§ **EXERCISE DESCRIPTION**: Give only the number of lines in the records below that contain the word "name".

Dataset listings of figures:
--------
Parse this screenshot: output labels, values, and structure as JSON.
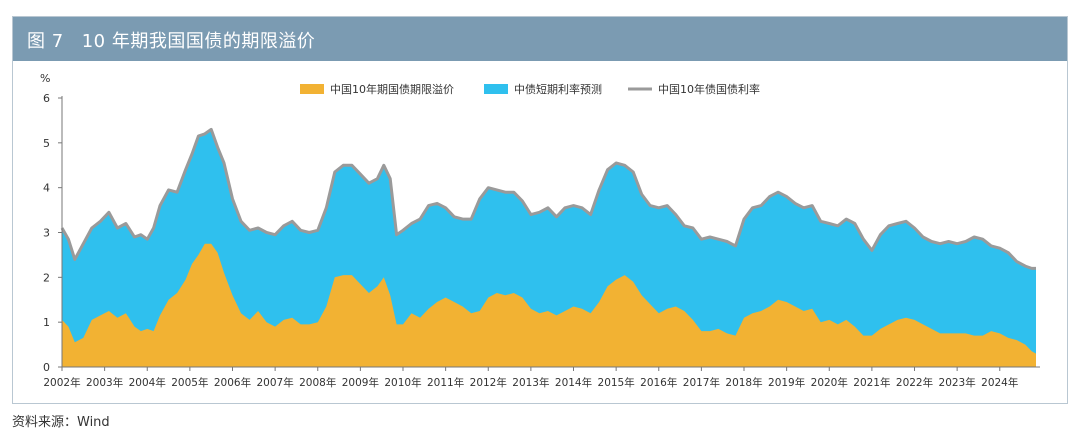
{
  "figure": {
    "number": "图 7",
    "title": "10 年期我国国债的期限溢价"
  },
  "source": "资料来源：Wind",
  "colors": {
    "header_bg": "#7b9bb2",
    "term_premium": "#f2b233",
    "short_rate_expect": "#2fc0ee",
    "yield_line": "#9a9a9a"
  },
  "chart_data": {
    "type": "area",
    "title": "",
    "ylabel": "%",
    "ylim": [
      0,
      6
    ],
    "yticks": [
      0,
      1,
      2,
      3,
      4,
      5,
      6
    ],
    "xlim": [
      2002.0,
      2024.85
    ],
    "xticks": [
      "2002年",
      "2003年",
      "2004年",
      "2005年",
      "2006年",
      "2007年",
      "2008年",
      "2009年",
      "2010年",
      "2011年",
      "2012年",
      "2013年",
      "2014年",
      "2015年",
      "2016年",
      "2017年",
      "2018年",
      "2019年",
      "2020年",
      "2021年",
      "2022年",
      "2023年",
      "2024年"
    ],
    "legend_position": "top",
    "stacked": true,
    "series": [
      {
        "name": "中国10年期国债期限溢价",
        "style": "area",
        "points": [
          [
            2002.0,
            1.05
          ],
          [
            2002.15,
            0.9
          ],
          [
            2002.3,
            0.55
          ],
          [
            2002.5,
            0.65
          ],
          [
            2002.7,
            1.05
          ],
          [
            2002.9,
            1.15
          ],
          [
            2003.1,
            1.25
          ],
          [
            2003.3,
            1.1
          ],
          [
            2003.5,
            1.2
          ],
          [
            2003.7,
            0.9
          ],
          [
            2003.85,
            0.8
          ],
          [
            2004.0,
            0.85
          ],
          [
            2004.15,
            0.8
          ],
          [
            2004.3,
            1.15
          ],
          [
            2004.5,
            1.5
          ],
          [
            2004.7,
            1.65
          ],
          [
            2004.9,
            1.95
          ],
          [
            2005.05,
            2.3
          ],
          [
            2005.2,
            2.5
          ],
          [
            2005.35,
            2.75
          ],
          [
            2005.5,
            2.75
          ],
          [
            2005.65,
            2.55
          ],
          [
            2005.8,
            2.1
          ],
          [
            2006.0,
            1.6
          ],
          [
            2006.2,
            1.2
          ],
          [
            2006.4,
            1.05
          ],
          [
            2006.6,
            1.25
          ],
          [
            2006.8,
            1.0
          ],
          [
            2007.0,
            0.9
          ],
          [
            2007.2,
            1.05
          ],
          [
            2007.4,
            1.1
          ],
          [
            2007.6,
            0.95
          ],
          [
            2007.8,
            0.95
          ],
          [
            2008.0,
            1.0
          ],
          [
            2008.2,
            1.35
          ],
          [
            2008.4,
            2.0
          ],
          [
            2008.6,
            2.05
          ],
          [
            2008.8,
            2.05
          ],
          [
            2009.0,
            1.85
          ],
          [
            2009.2,
            1.65
          ],
          [
            2009.4,
            1.8
          ],
          [
            2009.55,
            2.0
          ],
          [
            2009.7,
            1.6
          ],
          [
            2009.85,
            0.95
          ],
          [
            2010.0,
            0.95
          ],
          [
            2010.2,
            1.2
          ],
          [
            2010.4,
            1.1
          ],
          [
            2010.6,
            1.3
          ],
          [
            2010.8,
            1.45
          ],
          [
            2011.0,
            1.55
          ],
          [
            2011.2,
            1.45
          ],
          [
            2011.4,
            1.35
          ],
          [
            2011.6,
            1.2
          ],
          [
            2011.8,
            1.25
          ],
          [
            2012.0,
            1.55
          ],
          [
            2012.2,
            1.65
          ],
          [
            2012.4,
            1.6
          ],
          [
            2012.6,
            1.65
          ],
          [
            2012.8,
            1.55
          ],
          [
            2013.0,
            1.3
          ],
          [
            2013.2,
            1.2
          ],
          [
            2013.4,
            1.25
          ],
          [
            2013.6,
            1.15
          ],
          [
            2013.8,
            1.25
          ],
          [
            2014.0,
            1.35
          ],
          [
            2014.2,
            1.3
          ],
          [
            2014.4,
            1.2
          ],
          [
            2014.6,
            1.45
          ],
          [
            2014.8,
            1.8
          ],
          [
            2015.0,
            1.95
          ],
          [
            2015.2,
            2.05
          ],
          [
            2015.4,
            1.9
          ],
          [
            2015.6,
            1.6
          ],
          [
            2015.8,
            1.4
          ],
          [
            2016.0,
            1.2
          ],
          [
            2016.2,
            1.3
          ],
          [
            2016.4,
            1.35
          ],
          [
            2016.6,
            1.25
          ],
          [
            2016.8,
            1.05
          ],
          [
            2017.0,
            0.8
          ],
          [
            2017.2,
            0.8
          ],
          [
            2017.4,
            0.85
          ],
          [
            2017.6,
            0.75
          ],
          [
            2017.8,
            0.7
          ],
          [
            2018.0,
            1.1
          ],
          [
            2018.2,
            1.2
          ],
          [
            2018.4,
            1.25
          ],
          [
            2018.6,
            1.35
          ],
          [
            2018.8,
            1.5
          ],
          [
            2019.0,
            1.45
          ],
          [
            2019.2,
            1.35
          ],
          [
            2019.4,
            1.25
          ],
          [
            2019.6,
            1.3
          ],
          [
            2019.8,
            1.0
          ],
          [
            2020.0,
            1.05
          ],
          [
            2020.2,
            0.95
          ],
          [
            2020.4,
            1.05
          ],
          [
            2020.6,
            0.9
          ],
          [
            2020.8,
            0.7
          ],
          [
            2021.0,
            0.7
          ],
          [
            2021.2,
            0.85
          ],
          [
            2021.4,
            0.95
          ],
          [
            2021.6,
            1.05
          ],
          [
            2021.8,
            1.1
          ],
          [
            2022.0,
            1.05
          ],
          [
            2022.2,
            0.95
          ],
          [
            2022.4,
            0.85
          ],
          [
            2022.6,
            0.75
          ],
          [
            2022.8,
            0.75
          ],
          [
            2023.0,
            0.75
          ],
          [
            2023.2,
            0.75
          ],
          [
            2023.4,
            0.7
          ],
          [
            2023.6,
            0.7
          ],
          [
            2023.8,
            0.8
          ],
          [
            2024.0,
            0.75
          ],
          [
            2024.2,
            0.65
          ],
          [
            2024.4,
            0.6
          ],
          [
            2024.6,
            0.5
          ],
          [
            2024.75,
            0.35
          ],
          [
            2024.85,
            0.3
          ]
        ]
      },
      {
        "name": "中债短期利率预测",
        "style": "area"
      },
      {
        "name": "中国10年债国债利率",
        "style": "line",
        "points": [
          [
            2002.0,
            3.1
          ],
          [
            2002.15,
            2.85
          ],
          [
            2002.3,
            2.4
          ],
          [
            2002.5,
            2.75
          ],
          [
            2002.7,
            3.1
          ],
          [
            2002.9,
            3.25
          ],
          [
            2003.1,
            3.45
          ],
          [
            2003.3,
            3.1
          ],
          [
            2003.5,
            3.2
          ],
          [
            2003.7,
            2.9
          ],
          [
            2003.85,
            2.95
          ],
          [
            2004.0,
            2.85
          ],
          [
            2004.15,
            3.1
          ],
          [
            2004.3,
            3.6
          ],
          [
            2004.5,
            3.95
          ],
          [
            2004.7,
            3.9
          ],
          [
            2004.9,
            4.4
          ],
          [
            2005.05,
            4.75
          ],
          [
            2005.2,
            5.15
          ],
          [
            2005.35,
            5.2
          ],
          [
            2005.5,
            5.3
          ],
          [
            2005.65,
            4.9
          ],
          [
            2005.8,
            4.55
          ],
          [
            2006.0,
            3.75
          ],
          [
            2006.2,
            3.25
          ],
          [
            2006.4,
            3.05
          ],
          [
            2006.6,
            3.1
          ],
          [
            2006.8,
            3.0
          ],
          [
            2007.0,
            2.95
          ],
          [
            2007.2,
            3.15
          ],
          [
            2007.4,
            3.25
          ],
          [
            2007.6,
            3.05
          ],
          [
            2007.8,
            3.0
          ],
          [
            2008.0,
            3.05
          ],
          [
            2008.2,
            3.55
          ],
          [
            2008.4,
            4.35
          ],
          [
            2008.6,
            4.5
          ],
          [
            2008.8,
            4.5
          ],
          [
            2009.0,
            4.3
          ],
          [
            2009.2,
            4.1
          ],
          [
            2009.4,
            4.2
          ],
          [
            2009.55,
            4.5
          ],
          [
            2009.7,
            4.2
          ],
          [
            2009.85,
            2.95
          ],
          [
            2010.0,
            3.05
          ],
          [
            2010.2,
            3.2
          ],
          [
            2010.4,
            3.3
          ],
          [
            2010.6,
            3.6
          ],
          [
            2010.8,
            3.65
          ],
          [
            2011.0,
            3.55
          ],
          [
            2011.2,
            3.35
          ],
          [
            2011.4,
            3.3
          ],
          [
            2011.6,
            3.3
          ],
          [
            2011.8,
            3.75
          ],
          [
            2012.0,
            4.0
          ],
          [
            2012.2,
            3.95
          ],
          [
            2012.4,
            3.9
          ],
          [
            2012.6,
            3.9
          ],
          [
            2012.8,
            3.7
          ],
          [
            2013.0,
            3.4
          ],
          [
            2013.2,
            3.45
          ],
          [
            2013.4,
            3.55
          ],
          [
            2013.6,
            3.35
          ],
          [
            2013.8,
            3.55
          ],
          [
            2014.0,
            3.6
          ],
          [
            2014.2,
            3.55
          ],
          [
            2014.4,
            3.4
          ],
          [
            2014.6,
            3.95
          ],
          [
            2014.8,
            4.4
          ],
          [
            2015.0,
            4.55
          ],
          [
            2015.2,
            4.5
          ],
          [
            2015.4,
            4.35
          ],
          [
            2015.6,
            3.85
          ],
          [
            2015.8,
            3.6
          ],
          [
            2016.0,
            3.55
          ],
          [
            2016.2,
            3.6
          ],
          [
            2016.4,
            3.4
          ],
          [
            2016.6,
            3.15
          ],
          [
            2016.8,
            3.1
          ],
          [
            2017.0,
            2.85
          ],
          [
            2017.2,
            2.9
          ],
          [
            2017.4,
            2.85
          ],
          [
            2017.6,
            2.8
          ],
          [
            2017.8,
            2.7
          ],
          [
            2018.0,
            3.3
          ],
          [
            2018.2,
            3.55
          ],
          [
            2018.4,
            3.6
          ],
          [
            2018.6,
            3.8
          ],
          [
            2018.8,
            3.9
          ],
          [
            2019.0,
            3.8
          ],
          [
            2019.2,
            3.65
          ],
          [
            2019.4,
            3.55
          ],
          [
            2019.6,
            3.6
          ],
          [
            2019.8,
            3.25
          ],
          [
            2020.0,
            3.2
          ],
          [
            2020.2,
            3.15
          ],
          [
            2020.4,
            3.3
          ],
          [
            2020.6,
            3.2
          ],
          [
            2020.8,
            2.85
          ],
          [
            2021.0,
            2.6
          ],
          [
            2021.2,
            2.95
          ],
          [
            2021.4,
            3.15
          ],
          [
            2021.6,
            3.2
          ],
          [
            2021.8,
            3.25
          ],
          [
            2022.0,
            3.1
          ],
          [
            2022.2,
            2.9
          ],
          [
            2022.4,
            2.8
          ],
          [
            2022.6,
            2.75
          ],
          [
            2022.8,
            2.8
          ],
          [
            2023.0,
            2.75
          ],
          [
            2023.2,
            2.8
          ],
          [
            2023.4,
            2.9
          ],
          [
            2023.6,
            2.85
          ],
          [
            2023.8,
            2.7
          ],
          [
            2024.0,
            2.65
          ],
          [
            2024.2,
            2.55
          ],
          [
            2024.4,
            2.35
          ],
          [
            2024.6,
            2.25
          ],
          [
            2024.75,
            2.2
          ],
          [
            2024.85,
            2.2
          ]
        ]
      }
    ]
  }
}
--------
§ **WRITTEN ANSWER**: 3